Stored data
## BEGIN
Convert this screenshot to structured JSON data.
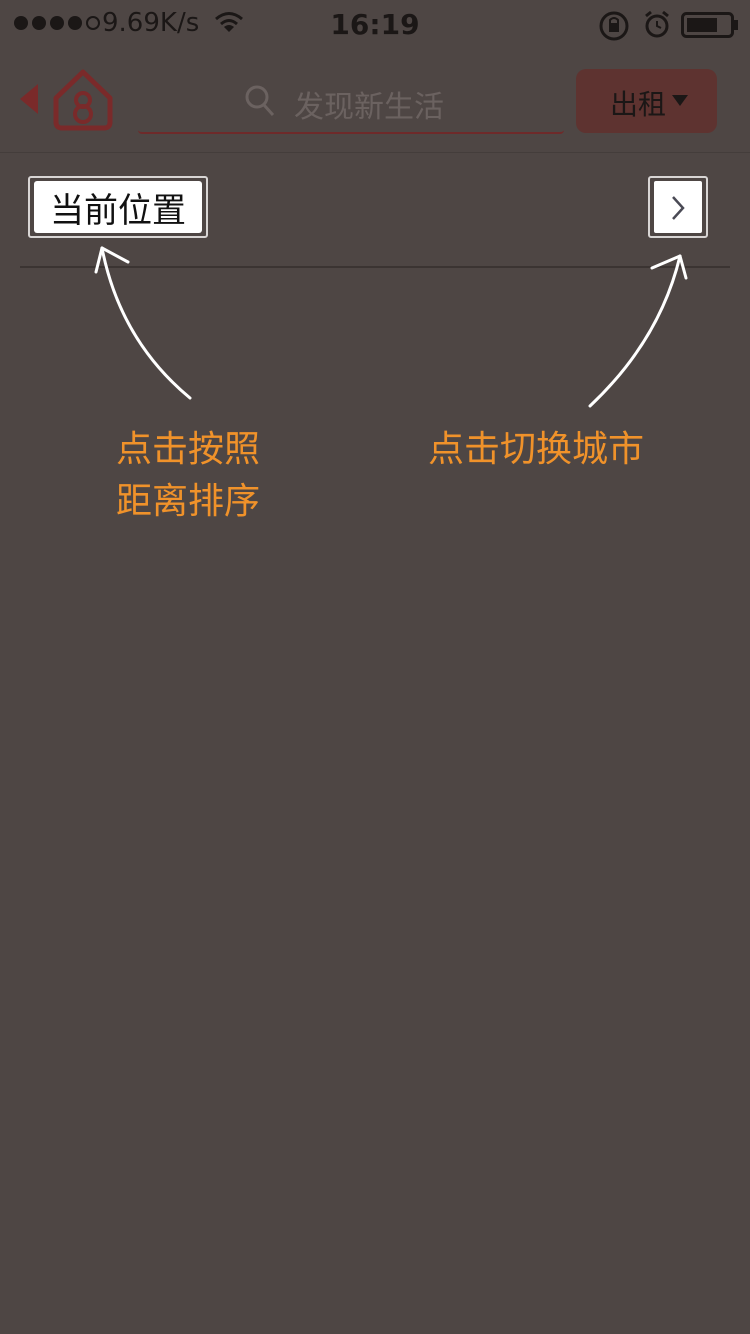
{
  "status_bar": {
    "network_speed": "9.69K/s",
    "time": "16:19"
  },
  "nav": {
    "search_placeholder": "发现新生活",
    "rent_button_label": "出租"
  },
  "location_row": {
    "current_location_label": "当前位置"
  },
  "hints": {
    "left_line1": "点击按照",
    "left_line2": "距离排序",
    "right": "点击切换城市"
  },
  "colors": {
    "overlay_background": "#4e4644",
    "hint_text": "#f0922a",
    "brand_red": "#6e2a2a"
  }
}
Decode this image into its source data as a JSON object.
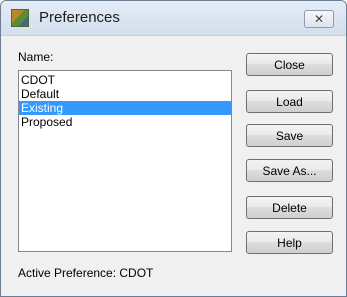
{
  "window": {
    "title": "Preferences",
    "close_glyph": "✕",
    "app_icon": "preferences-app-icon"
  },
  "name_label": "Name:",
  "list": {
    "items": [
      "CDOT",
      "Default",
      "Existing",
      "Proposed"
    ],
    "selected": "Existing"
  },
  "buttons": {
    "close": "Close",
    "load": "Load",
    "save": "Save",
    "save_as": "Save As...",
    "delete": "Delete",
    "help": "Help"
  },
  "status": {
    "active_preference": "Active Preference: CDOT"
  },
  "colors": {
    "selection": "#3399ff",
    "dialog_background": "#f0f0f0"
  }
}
## END
## BEGIN
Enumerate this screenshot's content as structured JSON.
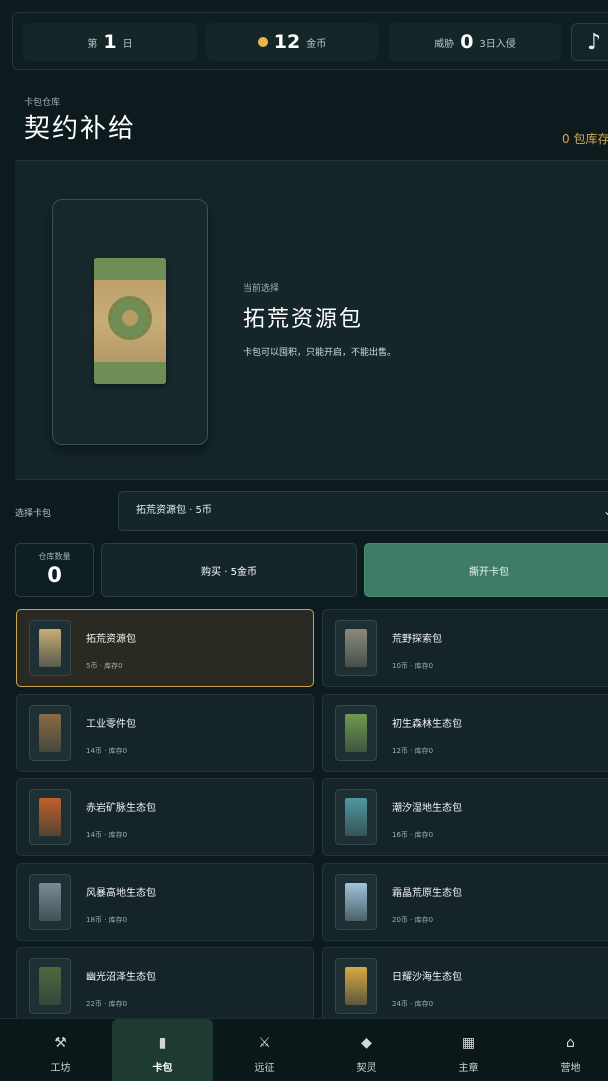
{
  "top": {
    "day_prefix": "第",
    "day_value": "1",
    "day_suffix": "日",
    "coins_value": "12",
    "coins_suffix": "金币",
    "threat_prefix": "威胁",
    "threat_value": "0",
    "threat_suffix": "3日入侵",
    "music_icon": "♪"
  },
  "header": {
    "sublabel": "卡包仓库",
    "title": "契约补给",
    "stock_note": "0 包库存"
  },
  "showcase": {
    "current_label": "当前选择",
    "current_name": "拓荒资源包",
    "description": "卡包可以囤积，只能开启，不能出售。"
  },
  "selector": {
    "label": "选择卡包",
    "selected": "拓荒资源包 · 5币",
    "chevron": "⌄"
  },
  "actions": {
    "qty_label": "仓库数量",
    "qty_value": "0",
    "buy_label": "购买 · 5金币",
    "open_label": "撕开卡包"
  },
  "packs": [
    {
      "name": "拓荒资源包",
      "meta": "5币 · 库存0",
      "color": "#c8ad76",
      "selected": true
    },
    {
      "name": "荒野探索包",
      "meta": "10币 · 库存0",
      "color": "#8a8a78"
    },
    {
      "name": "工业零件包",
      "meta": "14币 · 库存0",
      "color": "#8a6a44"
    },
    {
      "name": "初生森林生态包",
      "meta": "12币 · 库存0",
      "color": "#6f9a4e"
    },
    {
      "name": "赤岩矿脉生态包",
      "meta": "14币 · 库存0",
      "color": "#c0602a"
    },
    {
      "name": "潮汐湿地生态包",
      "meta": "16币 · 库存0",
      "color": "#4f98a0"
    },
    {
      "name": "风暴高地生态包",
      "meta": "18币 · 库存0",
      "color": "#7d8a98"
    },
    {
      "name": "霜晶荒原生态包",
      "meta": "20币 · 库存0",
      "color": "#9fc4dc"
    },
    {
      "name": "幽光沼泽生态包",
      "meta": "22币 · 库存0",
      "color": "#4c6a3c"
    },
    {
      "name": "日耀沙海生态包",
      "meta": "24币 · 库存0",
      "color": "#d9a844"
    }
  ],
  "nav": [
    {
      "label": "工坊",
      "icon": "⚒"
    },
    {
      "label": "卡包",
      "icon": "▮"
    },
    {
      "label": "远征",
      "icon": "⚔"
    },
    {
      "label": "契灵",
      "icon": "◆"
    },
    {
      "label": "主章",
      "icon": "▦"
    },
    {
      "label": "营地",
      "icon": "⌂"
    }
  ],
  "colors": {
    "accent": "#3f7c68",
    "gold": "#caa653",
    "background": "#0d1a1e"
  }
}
## END
## BEGIN
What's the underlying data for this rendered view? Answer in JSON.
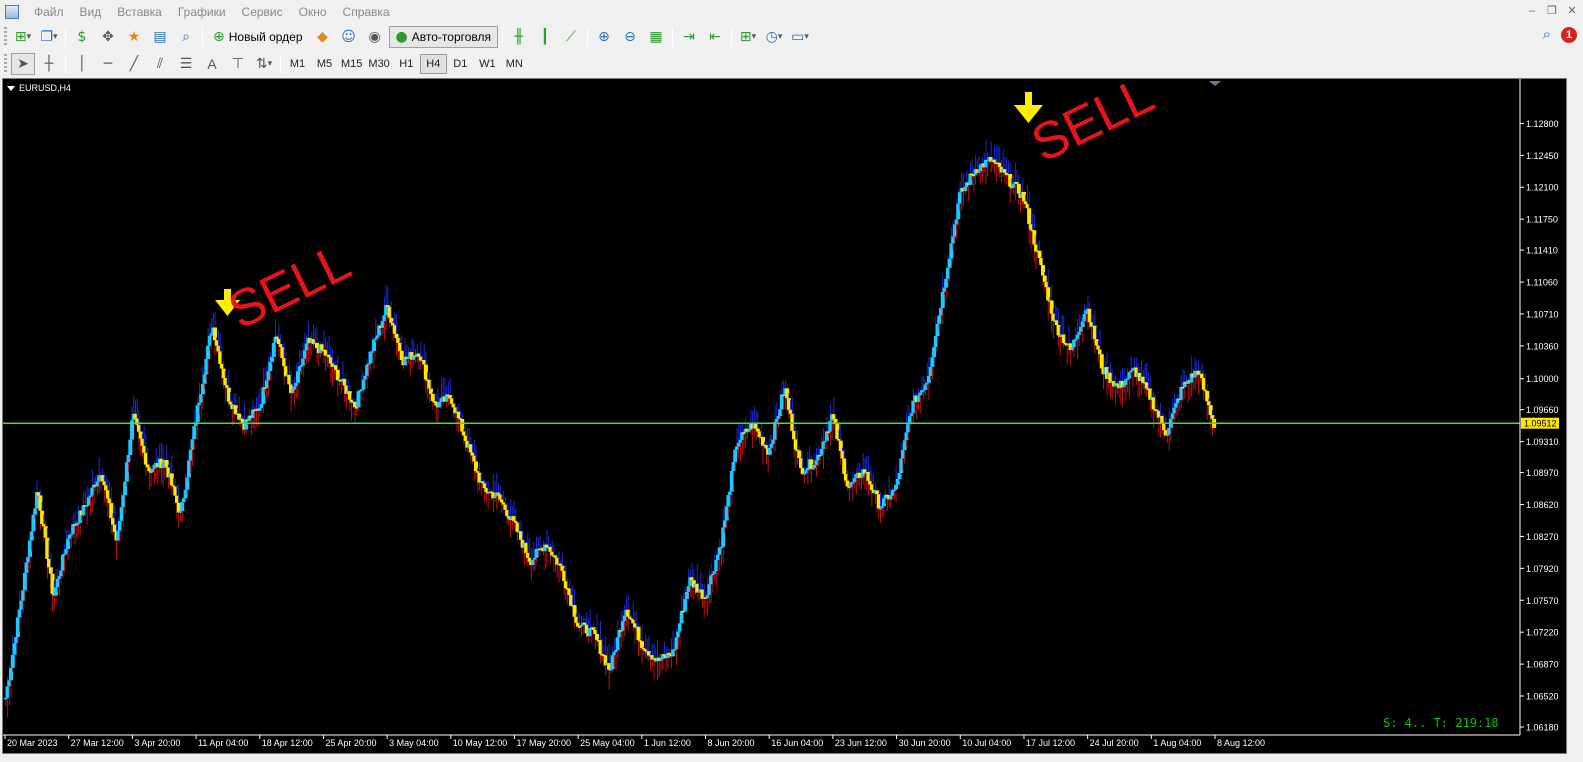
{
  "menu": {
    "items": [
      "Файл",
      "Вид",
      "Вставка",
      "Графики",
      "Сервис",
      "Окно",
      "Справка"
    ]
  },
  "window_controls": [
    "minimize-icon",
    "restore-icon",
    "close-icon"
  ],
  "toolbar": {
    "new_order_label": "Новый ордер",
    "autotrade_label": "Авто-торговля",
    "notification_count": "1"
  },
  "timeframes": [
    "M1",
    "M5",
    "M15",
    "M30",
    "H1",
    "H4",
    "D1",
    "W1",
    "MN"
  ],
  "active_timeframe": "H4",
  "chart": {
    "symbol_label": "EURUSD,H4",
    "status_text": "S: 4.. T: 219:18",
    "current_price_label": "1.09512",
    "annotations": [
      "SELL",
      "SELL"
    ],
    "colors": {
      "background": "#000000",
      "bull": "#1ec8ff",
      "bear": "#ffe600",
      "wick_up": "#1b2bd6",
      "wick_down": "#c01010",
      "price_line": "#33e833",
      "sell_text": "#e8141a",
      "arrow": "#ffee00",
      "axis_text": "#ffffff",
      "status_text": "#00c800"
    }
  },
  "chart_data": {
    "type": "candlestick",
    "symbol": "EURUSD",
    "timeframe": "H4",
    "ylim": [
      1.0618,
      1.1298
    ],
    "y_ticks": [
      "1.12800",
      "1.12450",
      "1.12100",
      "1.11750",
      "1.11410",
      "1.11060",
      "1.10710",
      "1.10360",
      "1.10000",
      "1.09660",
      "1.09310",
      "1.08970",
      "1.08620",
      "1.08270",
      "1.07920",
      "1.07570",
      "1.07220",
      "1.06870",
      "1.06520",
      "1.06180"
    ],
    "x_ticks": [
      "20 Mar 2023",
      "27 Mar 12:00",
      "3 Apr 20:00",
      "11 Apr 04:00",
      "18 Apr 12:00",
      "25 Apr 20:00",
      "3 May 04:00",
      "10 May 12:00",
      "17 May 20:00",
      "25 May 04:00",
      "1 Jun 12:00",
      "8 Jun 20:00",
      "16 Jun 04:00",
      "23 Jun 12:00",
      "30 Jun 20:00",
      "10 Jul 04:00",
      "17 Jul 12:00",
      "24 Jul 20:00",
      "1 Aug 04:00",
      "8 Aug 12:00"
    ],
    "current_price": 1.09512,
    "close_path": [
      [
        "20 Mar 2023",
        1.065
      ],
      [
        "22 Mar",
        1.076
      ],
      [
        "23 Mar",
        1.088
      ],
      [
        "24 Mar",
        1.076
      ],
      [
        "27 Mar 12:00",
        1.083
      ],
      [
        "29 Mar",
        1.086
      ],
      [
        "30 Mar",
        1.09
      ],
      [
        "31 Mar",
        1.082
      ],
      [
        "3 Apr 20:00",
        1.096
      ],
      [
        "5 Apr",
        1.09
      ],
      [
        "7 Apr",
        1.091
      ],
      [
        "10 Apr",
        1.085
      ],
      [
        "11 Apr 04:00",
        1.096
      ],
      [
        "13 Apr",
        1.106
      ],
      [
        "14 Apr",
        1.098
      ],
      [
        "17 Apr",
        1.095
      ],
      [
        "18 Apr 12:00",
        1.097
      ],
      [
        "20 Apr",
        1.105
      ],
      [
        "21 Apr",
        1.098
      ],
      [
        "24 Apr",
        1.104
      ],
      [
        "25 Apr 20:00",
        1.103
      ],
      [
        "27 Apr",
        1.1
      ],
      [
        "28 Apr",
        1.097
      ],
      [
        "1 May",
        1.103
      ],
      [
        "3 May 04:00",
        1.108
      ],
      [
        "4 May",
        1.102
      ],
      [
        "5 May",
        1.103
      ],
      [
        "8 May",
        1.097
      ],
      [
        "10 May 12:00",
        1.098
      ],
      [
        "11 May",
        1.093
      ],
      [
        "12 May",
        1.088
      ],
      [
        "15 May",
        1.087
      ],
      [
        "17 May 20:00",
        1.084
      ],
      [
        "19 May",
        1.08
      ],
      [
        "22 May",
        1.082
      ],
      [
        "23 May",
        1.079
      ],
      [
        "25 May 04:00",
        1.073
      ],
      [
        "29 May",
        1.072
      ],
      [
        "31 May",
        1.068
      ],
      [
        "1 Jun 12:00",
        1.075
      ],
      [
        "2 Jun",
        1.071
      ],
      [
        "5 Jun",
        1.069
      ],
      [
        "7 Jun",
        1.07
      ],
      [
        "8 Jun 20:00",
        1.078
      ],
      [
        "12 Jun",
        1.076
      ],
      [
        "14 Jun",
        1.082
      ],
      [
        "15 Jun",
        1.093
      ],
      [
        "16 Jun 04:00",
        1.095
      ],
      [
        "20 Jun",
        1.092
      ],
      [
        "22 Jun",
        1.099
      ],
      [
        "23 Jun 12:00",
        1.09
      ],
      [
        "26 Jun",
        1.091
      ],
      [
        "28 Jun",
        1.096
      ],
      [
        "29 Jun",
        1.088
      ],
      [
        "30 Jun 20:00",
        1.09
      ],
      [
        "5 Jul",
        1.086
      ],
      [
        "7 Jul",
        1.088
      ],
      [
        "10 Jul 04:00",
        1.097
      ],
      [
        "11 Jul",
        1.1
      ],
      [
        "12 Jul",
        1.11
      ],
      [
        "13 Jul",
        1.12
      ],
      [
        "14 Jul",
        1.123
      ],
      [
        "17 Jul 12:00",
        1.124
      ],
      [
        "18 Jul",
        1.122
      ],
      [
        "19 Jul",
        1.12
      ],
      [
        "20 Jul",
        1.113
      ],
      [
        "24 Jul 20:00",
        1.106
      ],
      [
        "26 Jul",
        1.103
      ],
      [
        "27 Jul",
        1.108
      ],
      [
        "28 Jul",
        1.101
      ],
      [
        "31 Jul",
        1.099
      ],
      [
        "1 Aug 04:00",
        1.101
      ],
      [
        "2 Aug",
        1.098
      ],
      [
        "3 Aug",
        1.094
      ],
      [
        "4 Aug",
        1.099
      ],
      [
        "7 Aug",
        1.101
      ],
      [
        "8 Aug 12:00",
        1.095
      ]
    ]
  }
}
## END
* **TASK DIRECTIONS**: Copy out every line of the data that includes "CDOT".

* **RIGHT ANSWER**:
      "CDOT",
    "active_preference": "Active Preference: CDOT"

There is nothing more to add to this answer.